- Given exercise
Look through the data below and work out how many lines contain the string "into". Give the number alone.

- Material for the task
* * *
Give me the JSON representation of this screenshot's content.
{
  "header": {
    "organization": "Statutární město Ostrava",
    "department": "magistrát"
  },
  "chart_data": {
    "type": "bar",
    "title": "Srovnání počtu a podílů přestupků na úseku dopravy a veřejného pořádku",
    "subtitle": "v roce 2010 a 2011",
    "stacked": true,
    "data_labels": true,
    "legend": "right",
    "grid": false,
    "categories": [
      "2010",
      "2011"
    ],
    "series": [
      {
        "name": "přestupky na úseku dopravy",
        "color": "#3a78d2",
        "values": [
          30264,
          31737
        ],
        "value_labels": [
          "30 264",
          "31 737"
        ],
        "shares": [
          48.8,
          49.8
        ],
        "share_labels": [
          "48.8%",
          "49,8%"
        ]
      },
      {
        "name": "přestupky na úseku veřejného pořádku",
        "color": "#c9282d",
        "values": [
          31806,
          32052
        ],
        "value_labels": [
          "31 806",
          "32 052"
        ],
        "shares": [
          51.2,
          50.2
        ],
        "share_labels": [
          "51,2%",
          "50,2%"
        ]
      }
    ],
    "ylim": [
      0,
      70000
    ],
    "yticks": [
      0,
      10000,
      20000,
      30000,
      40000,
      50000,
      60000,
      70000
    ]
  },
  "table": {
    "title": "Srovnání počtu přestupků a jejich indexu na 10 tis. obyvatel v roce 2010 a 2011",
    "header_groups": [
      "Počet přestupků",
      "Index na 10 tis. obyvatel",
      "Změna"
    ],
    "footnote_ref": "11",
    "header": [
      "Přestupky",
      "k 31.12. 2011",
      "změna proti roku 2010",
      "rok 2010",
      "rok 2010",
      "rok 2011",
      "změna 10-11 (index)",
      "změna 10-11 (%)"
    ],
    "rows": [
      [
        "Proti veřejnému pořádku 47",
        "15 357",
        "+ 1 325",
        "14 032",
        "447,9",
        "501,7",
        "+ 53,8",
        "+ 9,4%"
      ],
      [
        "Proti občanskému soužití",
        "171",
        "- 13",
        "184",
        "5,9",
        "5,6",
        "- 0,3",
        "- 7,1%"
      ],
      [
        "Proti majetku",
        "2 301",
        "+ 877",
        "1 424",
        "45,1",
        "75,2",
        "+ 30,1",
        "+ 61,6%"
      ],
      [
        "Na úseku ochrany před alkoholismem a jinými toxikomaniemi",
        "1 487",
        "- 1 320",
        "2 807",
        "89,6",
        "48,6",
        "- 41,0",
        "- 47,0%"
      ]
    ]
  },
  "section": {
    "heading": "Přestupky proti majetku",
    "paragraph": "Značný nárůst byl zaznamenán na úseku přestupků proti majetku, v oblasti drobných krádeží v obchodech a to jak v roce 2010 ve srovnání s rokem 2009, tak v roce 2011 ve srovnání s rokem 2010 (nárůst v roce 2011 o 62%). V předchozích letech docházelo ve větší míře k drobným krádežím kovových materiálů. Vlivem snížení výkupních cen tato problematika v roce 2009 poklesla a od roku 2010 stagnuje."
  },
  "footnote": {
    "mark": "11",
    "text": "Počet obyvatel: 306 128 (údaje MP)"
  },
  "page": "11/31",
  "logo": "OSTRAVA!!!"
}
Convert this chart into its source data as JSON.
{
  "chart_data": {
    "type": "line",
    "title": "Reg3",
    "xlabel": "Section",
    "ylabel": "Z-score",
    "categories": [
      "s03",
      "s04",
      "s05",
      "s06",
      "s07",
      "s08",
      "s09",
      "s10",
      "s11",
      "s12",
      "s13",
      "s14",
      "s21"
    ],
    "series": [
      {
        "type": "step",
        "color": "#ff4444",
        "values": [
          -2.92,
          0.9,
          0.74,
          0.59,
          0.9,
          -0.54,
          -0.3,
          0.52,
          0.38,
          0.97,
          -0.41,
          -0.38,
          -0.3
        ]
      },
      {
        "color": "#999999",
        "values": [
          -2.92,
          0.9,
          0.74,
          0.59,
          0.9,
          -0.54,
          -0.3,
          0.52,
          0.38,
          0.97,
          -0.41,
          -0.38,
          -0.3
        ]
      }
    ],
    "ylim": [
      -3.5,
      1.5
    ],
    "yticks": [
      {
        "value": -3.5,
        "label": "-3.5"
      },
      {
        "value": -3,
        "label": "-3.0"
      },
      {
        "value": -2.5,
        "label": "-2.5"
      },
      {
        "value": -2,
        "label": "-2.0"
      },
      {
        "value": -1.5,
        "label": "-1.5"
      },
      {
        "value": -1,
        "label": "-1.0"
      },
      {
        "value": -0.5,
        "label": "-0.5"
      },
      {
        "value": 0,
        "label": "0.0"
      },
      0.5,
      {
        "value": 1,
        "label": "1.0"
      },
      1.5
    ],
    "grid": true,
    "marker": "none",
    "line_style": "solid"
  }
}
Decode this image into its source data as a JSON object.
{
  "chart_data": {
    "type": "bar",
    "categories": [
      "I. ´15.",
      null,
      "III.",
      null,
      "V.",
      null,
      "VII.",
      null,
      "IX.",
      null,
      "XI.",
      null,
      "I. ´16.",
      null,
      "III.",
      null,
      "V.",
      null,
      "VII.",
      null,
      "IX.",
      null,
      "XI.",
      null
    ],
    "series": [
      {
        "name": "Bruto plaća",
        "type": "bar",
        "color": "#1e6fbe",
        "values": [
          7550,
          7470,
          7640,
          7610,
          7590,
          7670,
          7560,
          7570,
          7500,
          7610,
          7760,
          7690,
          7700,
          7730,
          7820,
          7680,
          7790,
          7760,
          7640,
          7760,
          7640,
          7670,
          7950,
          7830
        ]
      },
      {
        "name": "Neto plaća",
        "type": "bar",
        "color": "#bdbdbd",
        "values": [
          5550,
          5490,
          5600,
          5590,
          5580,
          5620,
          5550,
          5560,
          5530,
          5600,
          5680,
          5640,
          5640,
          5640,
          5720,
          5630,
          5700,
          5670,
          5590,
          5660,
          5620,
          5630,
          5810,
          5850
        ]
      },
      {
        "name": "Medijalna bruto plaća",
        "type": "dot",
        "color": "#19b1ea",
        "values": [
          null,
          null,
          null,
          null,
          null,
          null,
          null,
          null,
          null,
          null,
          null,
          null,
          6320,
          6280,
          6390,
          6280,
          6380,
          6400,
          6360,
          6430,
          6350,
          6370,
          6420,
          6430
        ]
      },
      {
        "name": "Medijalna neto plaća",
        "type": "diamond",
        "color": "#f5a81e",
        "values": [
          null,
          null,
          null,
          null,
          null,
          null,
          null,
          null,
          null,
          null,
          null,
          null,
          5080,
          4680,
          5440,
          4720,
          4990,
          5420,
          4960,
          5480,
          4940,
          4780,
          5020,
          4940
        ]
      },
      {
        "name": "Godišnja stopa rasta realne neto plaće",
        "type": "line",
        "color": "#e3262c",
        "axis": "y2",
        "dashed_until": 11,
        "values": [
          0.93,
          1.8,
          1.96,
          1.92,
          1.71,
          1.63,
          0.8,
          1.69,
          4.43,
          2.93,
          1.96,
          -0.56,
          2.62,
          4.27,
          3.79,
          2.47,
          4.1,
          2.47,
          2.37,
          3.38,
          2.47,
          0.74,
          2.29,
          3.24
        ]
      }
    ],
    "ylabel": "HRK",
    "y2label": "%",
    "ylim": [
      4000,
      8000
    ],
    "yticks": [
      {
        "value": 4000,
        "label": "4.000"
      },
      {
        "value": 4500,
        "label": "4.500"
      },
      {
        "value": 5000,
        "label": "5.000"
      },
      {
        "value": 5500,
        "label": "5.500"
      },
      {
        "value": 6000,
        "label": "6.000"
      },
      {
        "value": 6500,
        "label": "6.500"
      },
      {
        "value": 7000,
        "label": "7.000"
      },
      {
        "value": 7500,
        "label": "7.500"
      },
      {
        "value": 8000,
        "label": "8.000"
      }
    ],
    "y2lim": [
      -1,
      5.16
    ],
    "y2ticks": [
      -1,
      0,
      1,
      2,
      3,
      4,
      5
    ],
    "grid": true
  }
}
* * *
- Result
2